**Vorliegender Auszug**:
1974, da war ich sechzehn, war ich zum ersten Mal mit zu einem Besuch bei unserer Partnergemeinde in Berlin-Köpenick. Wir kamen abgehetzt und zu spät zum Gottesdienst. Das lange Warten und die strengen Grenzkontrollen hatten uns eingeschüchtert, die leeren Straßen Ostberlins einen unwirklichen und abweisenden Eindruck hinterlassen. Und dann wurden wir mit Posaunenchor beeindruckenden Gesang begrüßt. „Sonne der Gerechtigkeit, gehe auf zu unsrer Zeit, brich in deiner Kirche an, dass die Welt es sehen kann. Erbarm dich, Herr.“ In der Kirche herrschte Gänsehautatmosphäre. Wir tauchten ein in eine Gegenwirklichkeit. Wir spürten die brennende Sehnsucht nach Freiheit, eine Hoffnung auf eine andere Realität als die, die wie Mehltau über dem Alltag lag.
Seitdem war ich öfter in Ostberlin, als Studentin, Vikarin und angehende Pfarrerin. Wir haben Solidaritätsbesuche gemacht, hinter verschlossenen Türen diskutiert, gemeinsam Andachten gefeiert und die beklemmende Atmosphäre gespürt, das Misstrauen gegen jeden und jede, die Angst, verraten und verkauft zu werden.
Der Fall der Mauer 15 Jahre später war für mich fast so etwas wie ein Gottesbeweis. Es geht doch! Mauern können fallen. Bedrückende Verhältnisse können sich zum Guten wenden. Unsere Hoffnung hat konkrete Anhaltspunkte. Unser Beten, Singen und Arbeiten sind nicht umsonst!
Ich möchte Sie heute Morgen ermutigen zum langen Atem. Denn der ist nötig, wenn wir die weltweiten Zusammenhänge der Gerechtigkeit in den Blick nehmen. Da ist vieles sehr erschreckend und desillusionierend. Die Dinge sind so komplex, dass einfache Lösungen nicht auf der Hand liegen. Aber dennoch ist meine Erfahrung, dass es sich lohnt nicht locker zu lassen und die Dinge, die falsch laufen, immer wieder beim Namen zu nennen. Nicht müde werden, sondern dem Wunder leise wie einem Vogel die Hand hinhalten, ist die Devise.

**Datenauszug**:
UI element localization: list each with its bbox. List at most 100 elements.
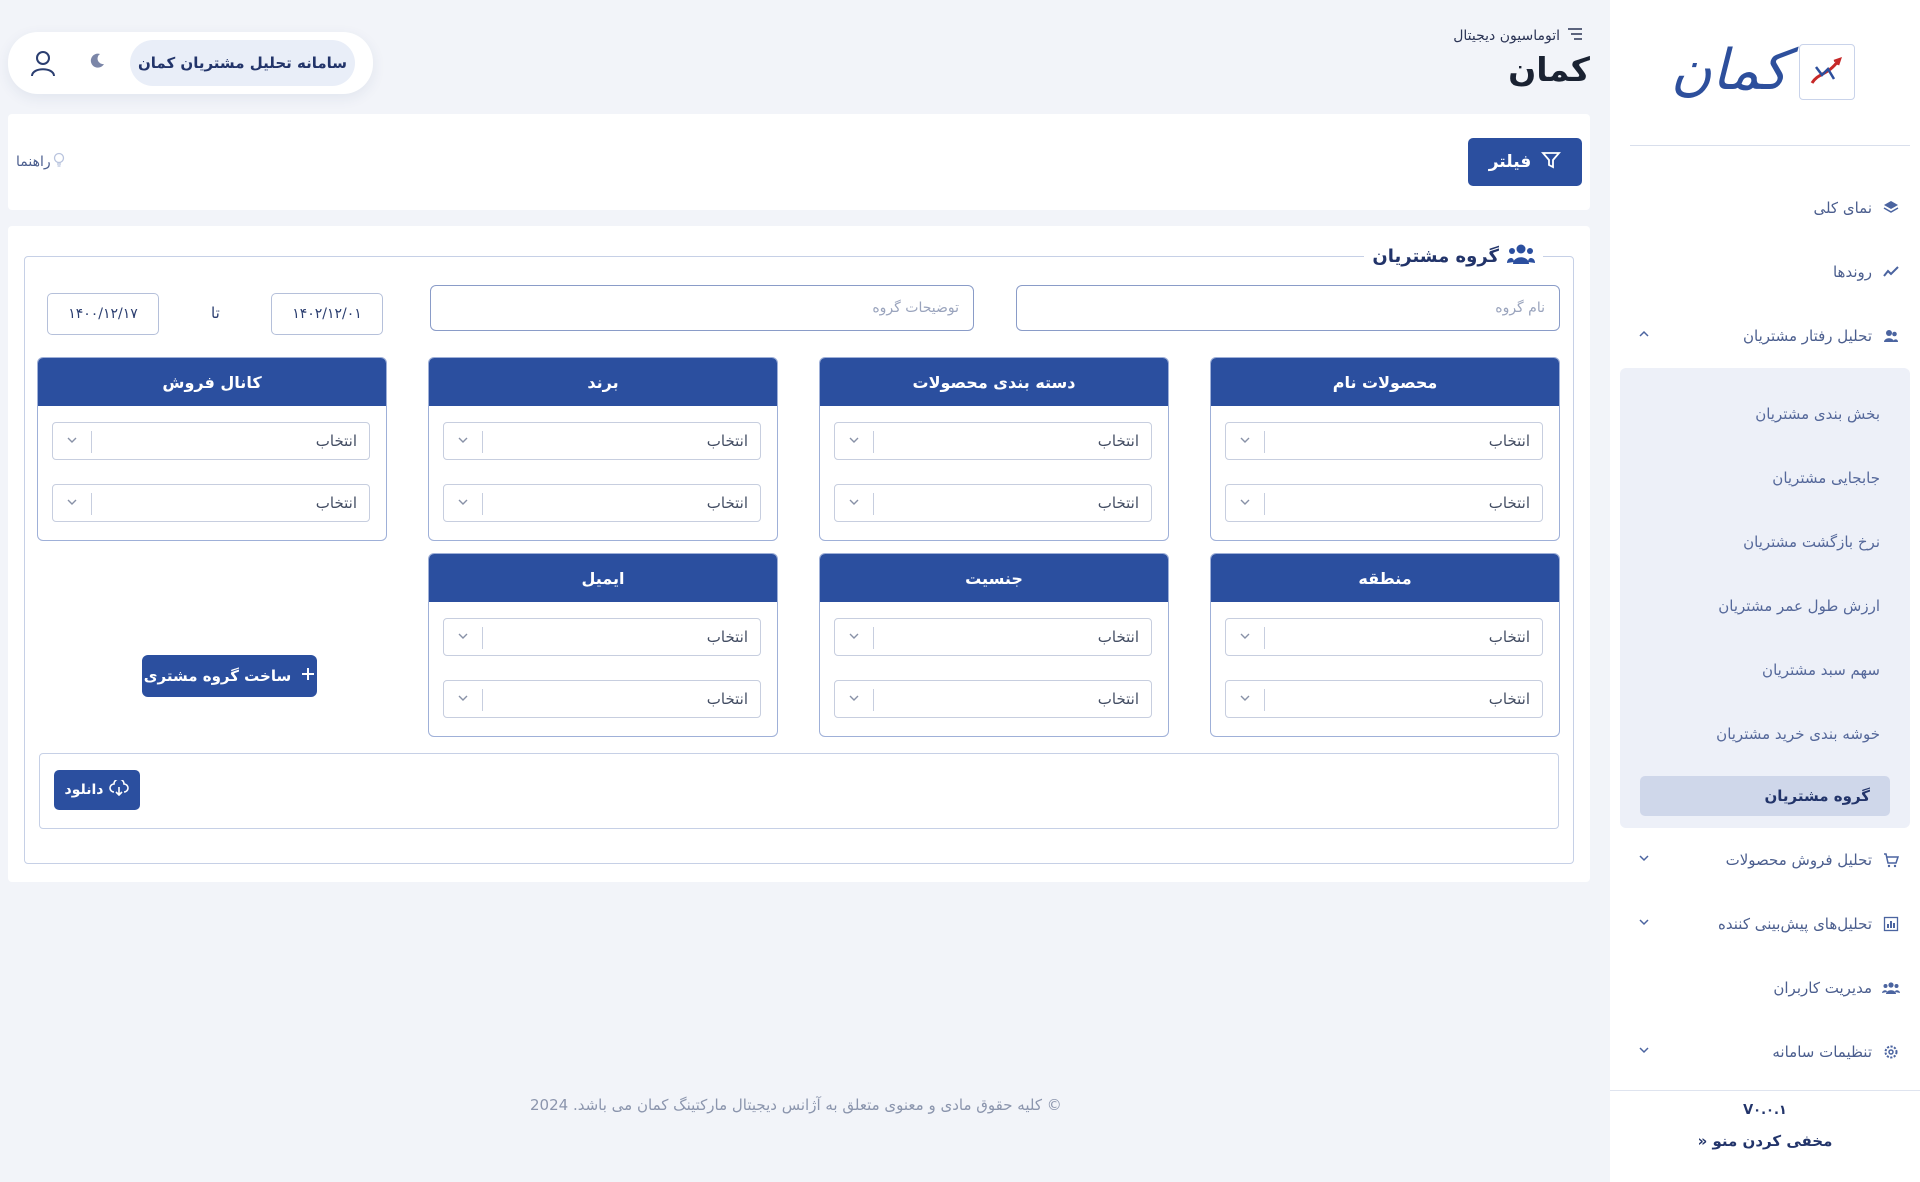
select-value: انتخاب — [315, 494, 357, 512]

**Aufgabenstellung**: Führen Sie bitte den Text über Ostberlin, den Mauerfall und den langen Atem für Gerechtigkeit im Anschluss an seinen letzten Satz weiter.

**Erwartete Antwort**:
Ungerechtigkeit ist die Realität dieser Welt. Aber wir haben eine Vorstellung davon, dass es gerecht zugehen sollte. Wir haben diese Vorstellung, weil die Bibel uns davon erzählt, dass Gottes Name Gerechtigkeit ist. Unser Glaube gründet sich in der Vorstellung einer guten Schöpfung und eines Lebens in Frieden und Gerechtigkeit für alle. Das ist die Basis und das ist das Ziel.
Für mich hat Gerechtigkeit was mit Anklage zu tun. Ich klage Gott das Elend seiner Menschenkinder. Und weil ich weiß, dass Gott es so nicht gemeint hat mit seiner Schöpfung, weil ich weiß, dass seine Schöpfung gut ist, frage und bohre ich weiter. Gerechtigkeit hat was mit Recht zu tun, und mit Gericht. Also, gibt es ein menschliches Verschulden? Gibt es Verantwortliche? Oder ist alles nur Zufall, Schicksal, Gottes Fügung? Und was kann ich tun – mit meinen begrenzten Mitteln -, um Gerechtigkeit wiederherzustellen?
Auf drei Beispiele will ich näher eingehen.
Das erste: der Verein Heim-statt-Tschernobyl. An die Reaktorkatastrophe von Tschernobyl kann ich mich noch gut erinnern. Damals, Ende April 1986, war unsere Tochter 3 ½ Jahre alt. Es war ein langes regnerisches Frühjahr gewesen und Ende April schien endlich mal die Sonne so warm, dass wir mit den Kindern im Garten spielen konnten. Als dann nach und nach das Ausmaß des Reaktorunfalls bekannt wurde, standen wir jungen Eltern damals tausend Ängste aus. Aber das war ja nichts im Vergleich zu den Ängsten der Betroffenen im Umkreis von Tschernobyl! Damals entstanden viele Hilfsprojekte, u.a. der Verein Heim-statt-Tschernobyl. Er hat sich zum Ziel gesetzt, Familien aus dem verstrahlten Gebiet im Norden Weißrusslands durch ökologische Hausbauprojekte eine neue Heimat zu schaffen.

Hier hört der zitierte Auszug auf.